• Objective: Tell how many lines in the data below include the word "Увеличился". The answer is the number only.

·····

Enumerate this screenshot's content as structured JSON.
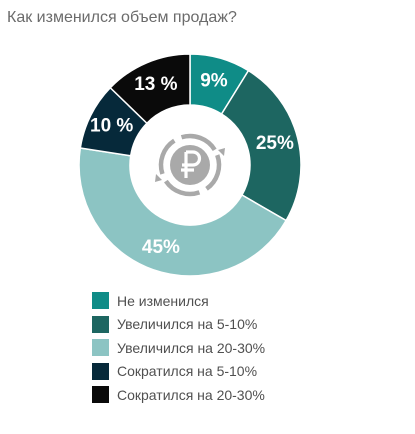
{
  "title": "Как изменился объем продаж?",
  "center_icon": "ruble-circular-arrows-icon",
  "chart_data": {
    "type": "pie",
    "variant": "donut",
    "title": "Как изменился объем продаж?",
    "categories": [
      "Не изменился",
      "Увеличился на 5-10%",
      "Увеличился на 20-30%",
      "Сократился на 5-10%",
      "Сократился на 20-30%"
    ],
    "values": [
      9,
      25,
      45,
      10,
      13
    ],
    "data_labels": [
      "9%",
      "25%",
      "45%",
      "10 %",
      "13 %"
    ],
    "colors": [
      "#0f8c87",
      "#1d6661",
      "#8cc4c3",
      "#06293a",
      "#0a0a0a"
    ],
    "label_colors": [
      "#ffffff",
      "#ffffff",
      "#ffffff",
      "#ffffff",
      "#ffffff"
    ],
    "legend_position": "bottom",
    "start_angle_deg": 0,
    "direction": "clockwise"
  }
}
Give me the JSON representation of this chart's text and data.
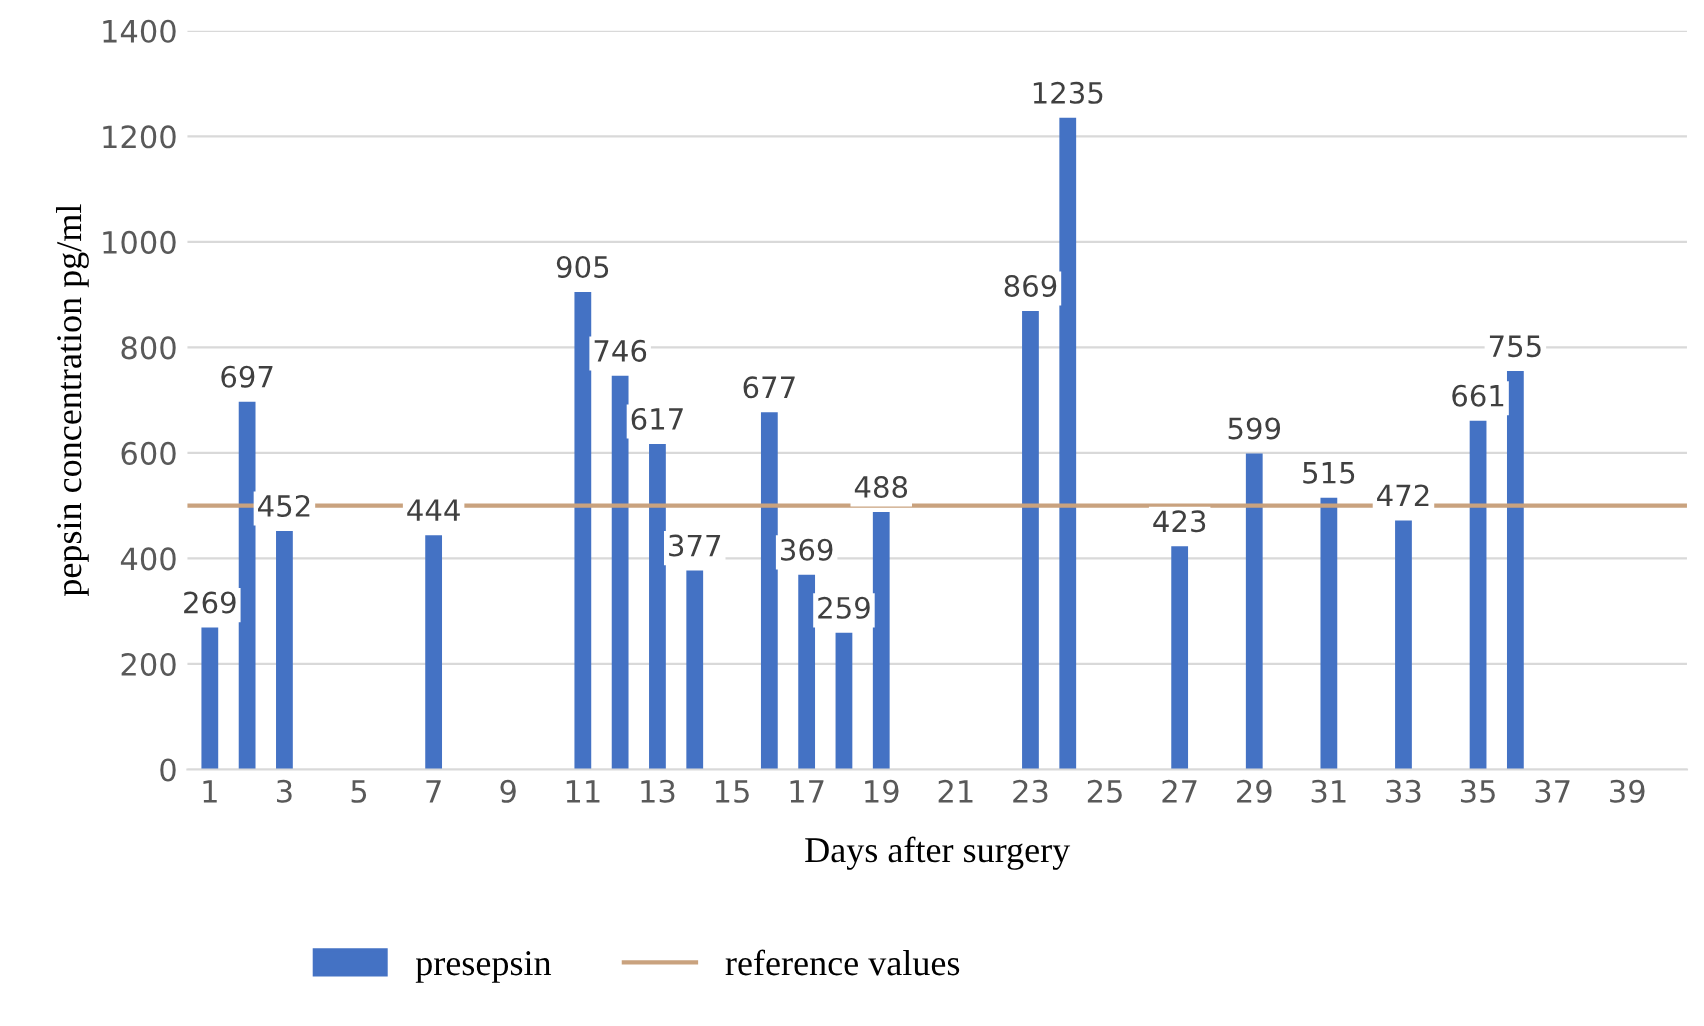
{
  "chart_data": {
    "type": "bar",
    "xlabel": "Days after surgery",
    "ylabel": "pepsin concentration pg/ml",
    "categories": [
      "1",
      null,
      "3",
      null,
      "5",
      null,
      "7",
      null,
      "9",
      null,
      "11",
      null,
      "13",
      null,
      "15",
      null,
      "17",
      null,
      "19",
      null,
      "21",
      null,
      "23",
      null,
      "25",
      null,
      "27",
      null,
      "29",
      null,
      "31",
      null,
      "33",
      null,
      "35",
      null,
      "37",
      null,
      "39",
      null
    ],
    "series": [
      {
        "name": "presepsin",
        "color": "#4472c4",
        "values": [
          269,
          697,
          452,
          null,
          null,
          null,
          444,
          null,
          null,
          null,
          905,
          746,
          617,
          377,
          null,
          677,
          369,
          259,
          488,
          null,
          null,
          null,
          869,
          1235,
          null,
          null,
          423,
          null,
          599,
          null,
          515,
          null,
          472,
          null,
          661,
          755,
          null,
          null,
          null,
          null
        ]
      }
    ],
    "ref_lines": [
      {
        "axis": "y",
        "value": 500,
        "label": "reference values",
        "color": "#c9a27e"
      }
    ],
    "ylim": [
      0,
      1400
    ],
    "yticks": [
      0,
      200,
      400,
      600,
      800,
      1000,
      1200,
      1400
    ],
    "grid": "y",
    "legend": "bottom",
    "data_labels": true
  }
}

·····

• Result for this exercise: 2